▶ REQUIRED TASK: All of the data below should be written out exactly.

---+---

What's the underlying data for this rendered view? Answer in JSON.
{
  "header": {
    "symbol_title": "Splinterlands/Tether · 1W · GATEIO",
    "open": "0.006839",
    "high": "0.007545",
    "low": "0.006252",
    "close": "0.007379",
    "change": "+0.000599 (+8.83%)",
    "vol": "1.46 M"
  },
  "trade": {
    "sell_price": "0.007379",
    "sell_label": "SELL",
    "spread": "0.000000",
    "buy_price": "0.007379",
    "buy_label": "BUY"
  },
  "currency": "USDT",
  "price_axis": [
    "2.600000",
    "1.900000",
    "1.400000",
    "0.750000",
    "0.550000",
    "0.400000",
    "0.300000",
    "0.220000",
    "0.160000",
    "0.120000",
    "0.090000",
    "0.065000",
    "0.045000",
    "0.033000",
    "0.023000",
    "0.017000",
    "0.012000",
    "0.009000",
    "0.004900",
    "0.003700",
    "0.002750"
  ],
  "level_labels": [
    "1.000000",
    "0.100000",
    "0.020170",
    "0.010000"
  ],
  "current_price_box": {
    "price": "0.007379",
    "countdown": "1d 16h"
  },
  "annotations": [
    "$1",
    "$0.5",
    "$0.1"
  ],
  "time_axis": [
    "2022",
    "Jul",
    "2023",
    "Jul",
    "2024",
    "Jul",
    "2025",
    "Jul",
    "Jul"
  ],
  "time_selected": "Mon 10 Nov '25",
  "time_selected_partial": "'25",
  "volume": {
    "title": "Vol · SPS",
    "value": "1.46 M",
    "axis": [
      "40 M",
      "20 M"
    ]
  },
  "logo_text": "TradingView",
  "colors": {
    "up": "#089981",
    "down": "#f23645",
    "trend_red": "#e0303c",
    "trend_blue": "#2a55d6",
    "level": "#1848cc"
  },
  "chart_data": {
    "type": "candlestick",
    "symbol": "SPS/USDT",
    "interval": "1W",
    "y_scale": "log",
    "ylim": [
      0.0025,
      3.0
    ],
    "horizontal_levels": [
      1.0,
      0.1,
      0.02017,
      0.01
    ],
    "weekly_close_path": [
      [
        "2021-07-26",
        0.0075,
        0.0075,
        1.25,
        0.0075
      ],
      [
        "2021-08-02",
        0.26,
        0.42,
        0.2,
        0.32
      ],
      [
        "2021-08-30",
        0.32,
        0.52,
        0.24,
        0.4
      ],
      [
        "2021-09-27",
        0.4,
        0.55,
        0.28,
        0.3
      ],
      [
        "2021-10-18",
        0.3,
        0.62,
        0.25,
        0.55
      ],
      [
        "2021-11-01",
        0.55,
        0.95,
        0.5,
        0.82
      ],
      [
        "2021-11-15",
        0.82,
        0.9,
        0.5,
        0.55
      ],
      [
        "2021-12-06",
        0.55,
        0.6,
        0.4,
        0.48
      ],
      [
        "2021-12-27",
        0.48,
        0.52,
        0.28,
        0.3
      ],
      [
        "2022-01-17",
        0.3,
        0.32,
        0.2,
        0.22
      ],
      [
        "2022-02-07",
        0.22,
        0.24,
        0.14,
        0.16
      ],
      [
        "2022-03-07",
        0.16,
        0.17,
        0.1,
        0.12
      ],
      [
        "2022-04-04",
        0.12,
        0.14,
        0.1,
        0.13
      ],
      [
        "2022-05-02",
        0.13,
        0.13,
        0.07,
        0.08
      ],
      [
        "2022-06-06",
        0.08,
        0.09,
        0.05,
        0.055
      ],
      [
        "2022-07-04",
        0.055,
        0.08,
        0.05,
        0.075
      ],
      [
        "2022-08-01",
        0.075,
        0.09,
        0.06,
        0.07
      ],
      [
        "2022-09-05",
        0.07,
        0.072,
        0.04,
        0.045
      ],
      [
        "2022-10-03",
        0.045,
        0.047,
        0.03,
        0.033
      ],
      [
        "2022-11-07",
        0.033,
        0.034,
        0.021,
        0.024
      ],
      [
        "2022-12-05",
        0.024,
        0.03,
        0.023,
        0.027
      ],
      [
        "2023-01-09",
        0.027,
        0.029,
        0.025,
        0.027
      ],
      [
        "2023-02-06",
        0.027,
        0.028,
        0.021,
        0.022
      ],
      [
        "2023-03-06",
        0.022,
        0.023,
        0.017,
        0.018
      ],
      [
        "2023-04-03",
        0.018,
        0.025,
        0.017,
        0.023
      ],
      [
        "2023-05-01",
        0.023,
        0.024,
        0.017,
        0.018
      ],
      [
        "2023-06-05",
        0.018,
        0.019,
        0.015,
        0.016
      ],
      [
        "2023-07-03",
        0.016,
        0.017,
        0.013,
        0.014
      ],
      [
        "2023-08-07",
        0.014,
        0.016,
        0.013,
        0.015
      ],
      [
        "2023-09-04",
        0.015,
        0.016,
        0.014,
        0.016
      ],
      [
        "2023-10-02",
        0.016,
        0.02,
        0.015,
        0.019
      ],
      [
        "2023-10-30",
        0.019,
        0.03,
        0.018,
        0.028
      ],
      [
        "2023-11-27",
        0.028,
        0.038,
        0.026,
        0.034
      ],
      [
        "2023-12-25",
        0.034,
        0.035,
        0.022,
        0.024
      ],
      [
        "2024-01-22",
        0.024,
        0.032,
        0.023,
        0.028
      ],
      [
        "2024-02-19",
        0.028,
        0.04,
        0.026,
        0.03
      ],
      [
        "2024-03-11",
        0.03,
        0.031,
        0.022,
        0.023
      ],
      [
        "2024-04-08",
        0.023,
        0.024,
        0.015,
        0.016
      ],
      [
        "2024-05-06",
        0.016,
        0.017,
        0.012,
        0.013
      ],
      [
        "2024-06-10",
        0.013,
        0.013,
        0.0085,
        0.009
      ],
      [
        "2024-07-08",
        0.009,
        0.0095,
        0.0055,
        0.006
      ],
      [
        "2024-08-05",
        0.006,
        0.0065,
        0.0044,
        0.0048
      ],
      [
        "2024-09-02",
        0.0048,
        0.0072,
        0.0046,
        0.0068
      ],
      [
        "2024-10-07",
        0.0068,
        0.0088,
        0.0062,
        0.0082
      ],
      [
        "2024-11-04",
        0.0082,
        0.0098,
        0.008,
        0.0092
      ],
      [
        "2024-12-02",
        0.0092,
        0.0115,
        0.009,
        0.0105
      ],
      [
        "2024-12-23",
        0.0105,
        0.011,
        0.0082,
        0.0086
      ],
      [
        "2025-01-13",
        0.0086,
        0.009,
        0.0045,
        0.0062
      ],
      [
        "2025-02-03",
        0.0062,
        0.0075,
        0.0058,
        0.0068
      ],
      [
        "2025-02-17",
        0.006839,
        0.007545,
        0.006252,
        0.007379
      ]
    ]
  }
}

---+---

▶ SOLUTION TO THE EXERCISE:
What's the underlying data for this rendered view? Answer in JSON.
{
  "header": {
    "symbol_title": "Splinterlands/Tether · 1W · GATEIO",
    "open": "0.006839",
    "high": "0.007545",
    "low": "0.006252",
    "close": "0.007379",
    "change": "+0.000599 (+8.83%)",
    "vol": "1.46 M"
  },
  "trade": {
    "sell_price": "0.007379",
    "sell_label": "SELL",
    "spread": "0.000000",
    "buy_price": "0.007379",
    "buy_label": "BUY"
  },
  "currency": "USDT",
  "price_axis": [
    "2.600000",
    "1.900000",
    "1.400000",
    "0.750000",
    "0.550000",
    "0.400000",
    "0.300000",
    "0.220000",
    "0.160000",
    "0.120000",
    "0.090000",
    "0.065000",
    "0.045000",
    "0.033000",
    "0.023000",
    "0.017000",
    "0.012000",
    "0.009000",
    "0.004900",
    "0.003700",
    "0.002750"
  ],
  "level_labels": [
    "1.000000",
    "0.100000",
    "0.020170",
    "0.010000"
  ],
  "current_price_box": {
    "price": "0.007379",
    "countdown": "1d 16h"
  },
  "annotations": [
    "$1",
    "$0.5",
    "$0.1"
  ],
  "time_axis": [
    "2022",
    "Jul",
    "2023",
    "Jul",
    "2024",
    "Jul",
    "2025",
    "Jul",
    "Jul"
  ],
  "time_selected": "Mon 10 Nov '25",
  "time_selected_partial": "'25",
  "volume": {
    "title": "Vol · SPS",
    "value": "1.46 M",
    "axis": [
      "40 M",
      "20 M"
    ]
  },
  "logo_text": "TradingView",
  "colors": {
    "up": "#089981",
    "down": "#f23645",
    "trend_red": "#e0303c",
    "trend_blue": "#2a55d6",
    "level": "#1848cc"
  },
  "chart_data": {
    "type": "candlestick",
    "symbol": "SPS/USDT",
    "interval": "1W",
    "y_scale": "log",
    "ylim": [
      0.0025,
      3.0
    ],
    "horizontal_levels": [
      1.0,
      0.1,
      0.02017,
      0.01
    ],
    "weekly_close_path": [
      [
        "2021-07-26",
        0.0075,
        0.0075,
        1.25,
        0.0075
      ],
      [
        "2021-08-02",
        0.26,
        0.42,
        0.2,
        0.32
      ],
      [
        "2021-08-30",
        0.32,
        0.52,
        0.24,
        0.4
      ],
      [
        "2021-09-27",
        0.4,
        0.55,
        0.28,
        0.3
      ],
      [
        "2021-10-18",
        0.3,
        0.62,
        0.25,
        0.55
      ],
      [
        "2021-11-01",
        0.55,
        0.95,
        0.5,
        0.82
      ],
      [
        "2021-11-15",
        0.82,
        0.9,
        0.5,
        0.55
      ],
      [
        "2021-12-06",
        0.55,
        0.6,
        0.4,
        0.48
      ],
      [
        "2021-12-27",
        0.48,
        0.52,
        0.28,
        0.3
      ],
      [
        "2022-01-17",
        0.3,
        0.32,
        0.2,
        0.22
      ],
      [
        "2022-02-07",
        0.22,
        0.24,
        0.14,
        0.16
      ],
      [
        "2022-03-07",
        0.16,
        0.17,
        0.1,
        0.12
      ],
      [
        "2022-04-04",
        0.12,
        0.14,
        0.1,
        0.13
      ],
      [
        "2022-05-02",
        0.13,
        0.13,
        0.07,
        0.08
      ],
      [
        "2022-06-06",
        0.08,
        0.09,
        0.05,
        0.055
      ],
      [
        "2022-07-04",
        0.055,
        0.08,
        0.05,
        0.075
      ],
      [
        "2022-08-01",
        0.075,
        0.09,
        0.06,
        0.07
      ],
      [
        "2022-09-05",
        0.07,
        0.072,
        0.04,
        0.045
      ],
      [
        "2022-10-03",
        0.045,
        0.047,
        0.03,
        0.033
      ],
      [
        "2022-11-07",
        0.033,
        0.034,
        0.021,
        0.024
      ],
      [
        "2022-12-05",
        0.024,
        0.03,
        0.023,
        0.027
      ],
      [
        "2023-01-09",
        0.027,
        0.029,
        0.025,
        0.027
      ],
      [
        "2023-02-06",
        0.027,
        0.028,
        0.021,
        0.022
      ],
      [
        "2023-03-06",
        0.022,
        0.023,
        0.017,
        0.018
      ],
      [
        "2023-04-03",
        0.018,
        0.025,
        0.017,
        0.023
      ],
      [
        "2023-05-01",
        0.023,
        0.024,
        0.017,
        0.018
      ],
      [
        "2023-06-05",
        0.018,
        0.019,
        0.015,
        0.016
      ],
      [
        "2023-07-03",
        0.016,
        0.017,
        0.013,
        0.014
      ],
      [
        "2023-08-07",
        0.014,
        0.016,
        0.013,
        0.015
      ],
      [
        "2023-09-04",
        0.015,
        0.016,
        0.014,
        0.016
      ],
      [
        "2023-10-02",
        0.016,
        0.02,
        0.015,
        0.019
      ],
      [
        "2023-10-30",
        0.019,
        0.03,
        0.018,
        0.028
      ],
      [
        "2023-11-27",
        0.028,
        0.038,
        0.026,
        0.034
      ],
      [
        "2023-12-25",
        0.034,
        0.035,
        0.022,
        0.024
      ],
      [
        "2024-01-22",
        0.024,
        0.032,
        0.023,
        0.028
      ],
      [
        "2024-02-19",
        0.028,
        0.04,
        0.026,
        0.03
      ],
      [
        "2024-03-11",
        0.03,
        0.031,
        0.022,
        0.023
      ],
      [
        "2024-04-08",
        0.023,
        0.024,
        0.015,
        0.016
      ],
      [
        "2024-05-06",
        0.016,
        0.017,
        0.012,
        0.013
      ],
      [
        "2024-06-10",
        0.013,
        0.013,
        0.0085,
        0.009
      ],
      [
        "2024-07-08",
        0.009,
        0.0095,
        0.0055,
        0.006
      ],
      [
        "2024-08-05",
        0.006,
        0.0065,
        0.0044,
        0.0048
      ],
      [
        "2024-09-02",
        0.0048,
        0.0072,
        0.0046,
        0.0068
      ],
      [
        "2024-10-07",
        0.0068,
        0.0088,
        0.0062,
        0.0082
      ],
      [
        "2024-11-04",
        0.0082,
        0.0098,
        0.008,
        0.0092
      ],
      [
        "2024-12-02",
        0.0092,
        0.0115,
        0.009,
        0.0105
      ],
      [
        "2024-12-23",
        0.0105,
        0.011,
        0.0082,
        0.0086
      ],
      [
        "2025-01-13",
        0.0086,
        0.009,
        0.0045,
        0.0062
      ],
      [
        "2025-02-03",
        0.0062,
        0.0075,
        0.0058,
        0.0068
      ],
      [
        "2025-02-17",
        0.006839,
        0.007545,
        0.006252,
        0.007379
      ]
    ]
  }
}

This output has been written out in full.